-- Begin Exercise data --

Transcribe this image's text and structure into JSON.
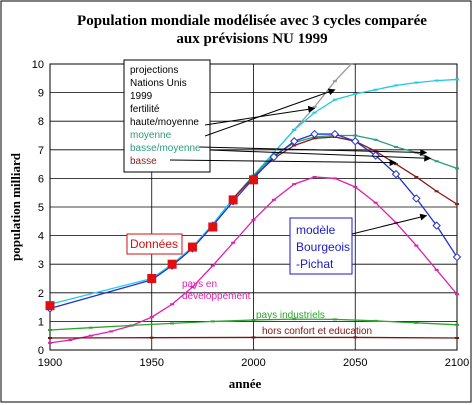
{
  "chart_data": {
    "type": "line",
    "title_line1": "Population mondiale modélisée avec 3 cycles comparée",
    "title_line2": "aux prévisions NU 1999",
    "xlabel": "année",
    "ylabel": "population milliard",
    "xlim": [
      1900,
      2100
    ],
    "ylim": [
      0,
      10
    ],
    "xticks": [
      1900,
      1950,
      2000,
      2050,
      2100
    ],
    "yticks": [
      0,
      1,
      2,
      3,
      4,
      5,
      6,
      7,
      8,
      9,
      10
    ],
    "grid": true,
    "series": [
      {
        "key": "haute",
        "color": "#9a9a9a",
        "marker": "dash",
        "points": [
          [
            1990,
            5.3
          ],
          [
            2000,
            6.1
          ],
          [
            2010,
            6.9
          ],
          [
            2020,
            7.7
          ],
          [
            2030,
            8.5
          ],
          [
            2040,
            9.4
          ],
          [
            2048,
            10.0
          ]
        ]
      },
      {
        "key": "unis",
        "color": "#1ecbea",
        "marker": "dash",
        "points": [
          [
            1900,
            1.6
          ],
          [
            1950,
            2.5
          ],
          [
            1960,
            3.0
          ],
          [
            1970,
            3.6
          ],
          [
            1980,
            4.4
          ],
          [
            1990,
            5.3
          ],
          [
            2000,
            6.1
          ],
          [
            2010,
            6.9
          ],
          [
            2020,
            7.7
          ],
          [
            2030,
            8.3
          ],
          [
            2040,
            8.75
          ],
          [
            2050,
            8.95
          ],
          [
            2060,
            9.1
          ],
          [
            2070,
            9.25
          ],
          [
            2080,
            9.35
          ],
          [
            2090,
            9.42
          ],
          [
            2100,
            9.46
          ]
        ]
      },
      {
        "key": "moyenne",
        "color": "#2e9b7c",
        "marker": "dash",
        "points": [
          [
            1990,
            5.3
          ],
          [
            2000,
            6.1
          ],
          [
            2010,
            6.8
          ],
          [
            2020,
            7.25
          ],
          [
            2030,
            7.45
          ],
          [
            2040,
            7.5
          ],
          [
            2050,
            7.5
          ],
          [
            2060,
            7.35
          ],
          [
            2070,
            7.1
          ],
          [
            2080,
            6.9
          ],
          [
            2090,
            6.6
          ],
          [
            2100,
            6.35
          ]
        ]
      },
      {
        "key": "basse",
        "color": "#8b1a1a",
        "marker": "dash",
        "points": [
          [
            1990,
            5.3
          ],
          [
            2000,
            6.05
          ],
          [
            2010,
            6.7
          ],
          [
            2020,
            7.15
          ],
          [
            2030,
            7.4
          ],
          [
            2040,
            7.45
          ],
          [
            2050,
            7.3
          ],
          [
            2060,
            6.95
          ],
          [
            2070,
            6.5
          ],
          [
            2080,
            6.05
          ],
          [
            2090,
            5.55
          ],
          [
            2100,
            5.1
          ]
        ]
      },
      {
        "key": "modele",
        "color": "#2233cc",
        "marker": "diamond",
        "points": [
          [
            1900,
            1.45
          ],
          [
            1950,
            2.45
          ],
          [
            1960,
            2.95
          ],
          [
            1970,
            3.55
          ],
          [
            1980,
            4.35
          ],
          [
            1990,
            5.2
          ],
          [
            2000,
            6.0
          ],
          [
            2010,
            6.75
          ],
          [
            2020,
            7.3
          ],
          [
            2030,
            7.55
          ],
          [
            2040,
            7.55
          ],
          [
            2050,
            7.3
          ],
          [
            2060,
            6.8
          ],
          [
            2070,
            6.15
          ],
          [
            2080,
            5.3
          ],
          [
            2090,
            4.35
          ],
          [
            2100,
            3.25
          ]
        ]
      },
      {
        "key": "pays_dev",
        "color": "#e020b0",
        "marker": "dash",
        "points": [
          [
            1900,
            0.25
          ],
          [
            1910,
            0.35
          ],
          [
            1920,
            0.5
          ],
          [
            1930,
            0.65
          ],
          [
            1940,
            0.85
          ],
          [
            1950,
            1.15
          ],
          [
            1960,
            1.6
          ],
          [
            1970,
            2.2
          ],
          [
            1980,
            2.95
          ],
          [
            1990,
            3.75
          ],
          [
            2000,
            4.55
          ],
          [
            2010,
            5.25
          ],
          [
            2020,
            5.8
          ],
          [
            2030,
            6.05
          ],
          [
            2040,
            6.0
          ],
          [
            2050,
            5.7
          ],
          [
            2060,
            5.15
          ],
          [
            2070,
            4.45
          ],
          [
            2080,
            3.65
          ],
          [
            2090,
            2.8
          ],
          [
            2100,
            1.95
          ]
        ]
      },
      {
        "key": "pays_ind",
        "color": "#2aa52a",
        "marker": "dash",
        "points": [
          [
            1900,
            0.7
          ],
          [
            1920,
            0.78
          ],
          [
            1940,
            0.86
          ],
          [
            1960,
            0.93
          ],
          [
            1980,
            1.0
          ],
          [
            2000,
            1.05
          ],
          [
            2020,
            1.08
          ],
          [
            2040,
            1.07
          ],
          [
            2060,
            1.02
          ],
          [
            2080,
            0.95
          ],
          [
            2100,
            0.88
          ]
        ]
      },
      {
        "key": "hors",
        "color": "#7a1515",
        "marker": "dash",
        "points": [
          [
            1900,
            0.42
          ],
          [
            1950,
            0.43
          ],
          [
            2000,
            0.44
          ],
          [
            2050,
            0.44
          ],
          [
            2100,
            0.42
          ]
        ]
      }
    ],
    "donnees": {
      "color": "#e01010",
      "points": [
        [
          1900,
          1.55
        ],
        [
          1950,
          2.5
        ],
        [
          1960,
          3.0
        ],
        [
          1970,
          3.6
        ],
        [
          1980,
          4.3
        ],
        [
          1990,
          5.25
        ],
        [
          2000,
          5.95
        ]
      ]
    },
    "legend": [
      {
        "text": "projections",
        "color": "#000000"
      },
      {
        "text": "Nations Unis",
        "color": "#000000"
      },
      {
        "text": "1999",
        "color": "#000000"
      },
      {
        "text": "fertilité",
        "color": "#000000"
      },
      {
        "text": "haute/moyenne",
        "color": "#000000"
      },
      {
        "text": "moyenne",
        "color": "#2e9b7c"
      },
      {
        "text": "basse/moyenne",
        "color": "#2e9b7c"
      },
      {
        "text": "basse",
        "color": "#8b1a1a"
      }
    ],
    "annotations": {
      "donnees_label": "Données",
      "modele_label": [
        "modèle",
        "Bourgeois",
        "-Pichat"
      ],
      "pays_dev_label": [
        "pays en",
        "développement"
      ],
      "pays_ind_label": "pays industriels",
      "hors_label": "hors confort et education"
    },
    "colors": {
      "donnees_label": "#d01010",
      "modele_label": "#1a1acc",
      "pays_dev_label": "#e020b0",
      "pays_ind_label": "#2aa52a",
      "hors_label": "#7a1515"
    }
  }
}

-- End Exercise data --

• _Short problem_
Write out every entry again word for word, without any of the pictures.

• _Expected answer_
Transcribe this image's text and structure into JSON.
{
  "chart_data": {
    "type": "line",
    "title_line1": "Population mondiale modélisée avec 3 cycles comparée",
    "title_line2": "aux prévisions NU 1999",
    "xlabel": "année",
    "ylabel": "population milliard",
    "xlim": [
      1900,
      2100
    ],
    "ylim": [
      0,
      10
    ],
    "xticks": [
      1900,
      1950,
      2000,
      2050,
      2100
    ],
    "yticks": [
      0,
      1,
      2,
      3,
      4,
      5,
      6,
      7,
      8,
      9,
      10
    ],
    "grid": true,
    "series": [
      {
        "key": "haute",
        "color": "#9a9a9a",
        "marker": "dash",
        "points": [
          [
            1990,
            5.3
          ],
          [
            2000,
            6.1
          ],
          [
            2010,
            6.9
          ],
          [
            2020,
            7.7
          ],
          [
            2030,
            8.5
          ],
          [
            2040,
            9.4
          ],
          [
            2048,
            10.0
          ]
        ]
      },
      {
        "key": "unis",
        "color": "#1ecbea",
        "marker": "dash",
        "points": [
          [
            1900,
            1.6
          ],
          [
            1950,
            2.5
          ],
          [
            1960,
            3.0
          ],
          [
            1970,
            3.6
          ],
          [
            1980,
            4.4
          ],
          [
            1990,
            5.3
          ],
          [
            2000,
            6.1
          ],
          [
            2010,
            6.9
          ],
          [
            2020,
            7.7
          ],
          [
            2030,
            8.3
          ],
          [
            2040,
            8.75
          ],
          [
            2050,
            8.95
          ],
          [
            2060,
            9.1
          ],
          [
            2070,
            9.25
          ],
          [
            2080,
            9.35
          ],
          [
            2090,
            9.42
          ],
          [
            2100,
            9.46
          ]
        ]
      },
      {
        "key": "moyenne",
        "color": "#2e9b7c",
        "marker": "dash",
        "points": [
          [
            1990,
            5.3
          ],
          [
            2000,
            6.1
          ],
          [
            2010,
            6.8
          ],
          [
            2020,
            7.25
          ],
          [
            2030,
            7.45
          ],
          [
            2040,
            7.5
          ],
          [
            2050,
            7.5
          ],
          [
            2060,
            7.35
          ],
          [
            2070,
            7.1
          ],
          [
            2080,
            6.9
          ],
          [
            2090,
            6.6
          ],
          [
            2100,
            6.35
          ]
        ]
      },
      {
        "key": "basse",
        "color": "#8b1a1a",
        "marker": "dash",
        "points": [
          [
            1990,
            5.3
          ],
          [
            2000,
            6.05
          ],
          [
            2010,
            6.7
          ],
          [
            2020,
            7.15
          ],
          [
            2030,
            7.4
          ],
          [
            2040,
            7.45
          ],
          [
            2050,
            7.3
          ],
          [
            2060,
            6.95
          ],
          [
            2070,
            6.5
          ],
          [
            2080,
            6.05
          ],
          [
            2090,
            5.55
          ],
          [
            2100,
            5.1
          ]
        ]
      },
      {
        "key": "modele",
        "color": "#2233cc",
        "marker": "diamond",
        "points": [
          [
            1900,
            1.45
          ],
          [
            1950,
            2.45
          ],
          [
            1960,
            2.95
          ],
          [
            1970,
            3.55
          ],
          [
            1980,
            4.35
          ],
          [
            1990,
            5.2
          ],
          [
            2000,
            6.0
          ],
          [
            2010,
            6.75
          ],
          [
            2020,
            7.3
          ],
          [
            2030,
            7.55
          ],
          [
            2040,
            7.55
          ],
          [
            2050,
            7.3
          ],
          [
            2060,
            6.8
          ],
          [
            2070,
            6.15
          ],
          [
            2080,
            5.3
          ],
          [
            2090,
            4.35
          ],
          [
            2100,
            3.25
          ]
        ]
      },
      {
        "key": "pays_dev",
        "color": "#e020b0",
        "marker": "dash",
        "points": [
          [
            1900,
            0.25
          ],
          [
            1910,
            0.35
          ],
          [
            1920,
            0.5
          ],
          [
            1930,
            0.65
          ],
          [
            1940,
            0.85
          ],
          [
            1950,
            1.15
          ],
          [
            1960,
            1.6
          ],
          [
            1970,
            2.2
          ],
          [
            1980,
            2.95
          ],
          [
            1990,
            3.75
          ],
          [
            2000,
            4.55
          ],
          [
            2010,
            5.25
          ],
          [
            2020,
            5.8
          ],
          [
            2030,
            6.05
          ],
          [
            2040,
            6.0
          ],
          [
            2050,
            5.7
          ],
          [
            2060,
            5.15
          ],
          [
            2070,
            4.45
          ],
          [
            2080,
            3.65
          ],
          [
            2090,
            2.8
          ],
          [
            2100,
            1.95
          ]
        ]
      },
      {
        "key": "pays_ind",
        "color": "#2aa52a",
        "marker": "dash",
        "points": [
          [
            1900,
            0.7
          ],
          [
            1920,
            0.78
          ],
          [
            1940,
            0.86
          ],
          [
            1960,
            0.93
          ],
          [
            1980,
            1.0
          ],
          [
            2000,
            1.05
          ],
          [
            2020,
            1.08
          ],
          [
            2040,
            1.07
          ],
          [
            2060,
            1.02
          ],
          [
            2080,
            0.95
          ],
          [
            2100,
            0.88
          ]
        ]
      },
      {
        "key": "hors",
        "color": "#7a1515",
        "marker": "dash",
        "points": [
          [
            1900,
            0.42
          ],
          [
            1950,
            0.43
          ],
          [
            2000,
            0.44
          ],
          [
            2050,
            0.44
          ],
          [
            2100,
            0.42
          ]
        ]
      }
    ],
    "donnees": {
      "color": "#e01010",
      "points": [
        [
          1900,
          1.55
        ],
        [
          1950,
          2.5
        ],
        [
          1960,
          3.0
        ],
        [
          1970,
          3.6
        ],
        [
          1980,
          4.3
        ],
        [
          1990,
          5.25
        ],
        [
          2000,
          5.95
        ]
      ]
    },
    "legend": [
      {
        "text": "projections",
        "color": "#000000"
      },
      {
        "text": "Nations Unis",
        "color": "#000000"
      },
      {
        "text": "1999",
        "color": "#000000"
      },
      {
        "text": "fertilité",
        "color": "#000000"
      },
      {
        "text": "haute/moyenne",
        "color": "#000000"
      },
      {
        "text": "moyenne",
        "color": "#2e9b7c"
      },
      {
        "text": "basse/moyenne",
        "color": "#2e9b7c"
      },
      {
        "text": "basse",
        "color": "#8b1a1a"
      }
    ],
    "annotations": {
      "donnees_label": "Données",
      "modele_label": [
        "modèle",
        "Bourgeois",
        "-Pichat"
      ],
      "pays_dev_label": [
        "pays en",
        "développement"
      ],
      "pays_ind_label": "pays industriels",
      "hors_label": "hors confort et education"
    },
    "colors": {
      "donnees_label": "#d01010",
      "modele_label": "#1a1acc",
      "pays_dev_label": "#e020b0",
      "pays_ind_label": "#2aa52a",
      "hors_label": "#7a1515"
    }
  }
}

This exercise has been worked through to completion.